[DATASET CONTENT start]

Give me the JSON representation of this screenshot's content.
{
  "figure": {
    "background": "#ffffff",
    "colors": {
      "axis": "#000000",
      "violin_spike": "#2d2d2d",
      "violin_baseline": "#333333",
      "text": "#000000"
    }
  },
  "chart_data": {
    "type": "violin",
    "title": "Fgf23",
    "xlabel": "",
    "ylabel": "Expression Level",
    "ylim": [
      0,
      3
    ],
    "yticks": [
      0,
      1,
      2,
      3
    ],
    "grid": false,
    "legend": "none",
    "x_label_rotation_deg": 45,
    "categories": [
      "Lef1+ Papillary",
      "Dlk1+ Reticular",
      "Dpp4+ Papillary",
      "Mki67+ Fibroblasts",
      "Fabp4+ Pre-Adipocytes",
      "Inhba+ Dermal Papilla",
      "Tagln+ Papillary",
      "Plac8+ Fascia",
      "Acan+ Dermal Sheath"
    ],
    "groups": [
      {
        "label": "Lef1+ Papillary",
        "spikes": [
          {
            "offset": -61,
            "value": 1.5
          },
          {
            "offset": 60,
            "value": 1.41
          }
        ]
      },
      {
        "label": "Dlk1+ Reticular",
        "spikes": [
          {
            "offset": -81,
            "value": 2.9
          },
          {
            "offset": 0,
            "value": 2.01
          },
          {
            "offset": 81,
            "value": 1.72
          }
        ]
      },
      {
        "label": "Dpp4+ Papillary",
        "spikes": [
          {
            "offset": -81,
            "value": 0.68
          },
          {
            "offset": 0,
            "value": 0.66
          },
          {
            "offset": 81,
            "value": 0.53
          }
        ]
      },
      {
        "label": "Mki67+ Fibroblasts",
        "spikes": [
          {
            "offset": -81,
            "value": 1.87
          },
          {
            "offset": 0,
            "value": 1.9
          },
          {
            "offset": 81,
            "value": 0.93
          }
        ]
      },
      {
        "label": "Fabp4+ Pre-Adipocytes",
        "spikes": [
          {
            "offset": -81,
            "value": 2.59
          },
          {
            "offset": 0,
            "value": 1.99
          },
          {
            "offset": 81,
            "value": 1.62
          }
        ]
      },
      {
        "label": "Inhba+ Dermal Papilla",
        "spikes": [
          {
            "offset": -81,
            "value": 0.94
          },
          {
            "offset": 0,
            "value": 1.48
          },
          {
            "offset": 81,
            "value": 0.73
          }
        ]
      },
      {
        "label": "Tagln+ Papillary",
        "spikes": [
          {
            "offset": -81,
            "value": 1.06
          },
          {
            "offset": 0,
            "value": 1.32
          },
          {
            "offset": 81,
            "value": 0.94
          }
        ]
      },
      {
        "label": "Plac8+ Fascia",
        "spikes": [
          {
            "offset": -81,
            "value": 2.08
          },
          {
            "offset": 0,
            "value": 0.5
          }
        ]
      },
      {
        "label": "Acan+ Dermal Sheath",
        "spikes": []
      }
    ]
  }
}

[DATASET CONTENT end]

Look above for every line with the word "Sheath" and copy it.

EXPECTED ANSWER:
      "Acan+ Dermal Sheath"
        "label": "Acan+ Dermal Sheath",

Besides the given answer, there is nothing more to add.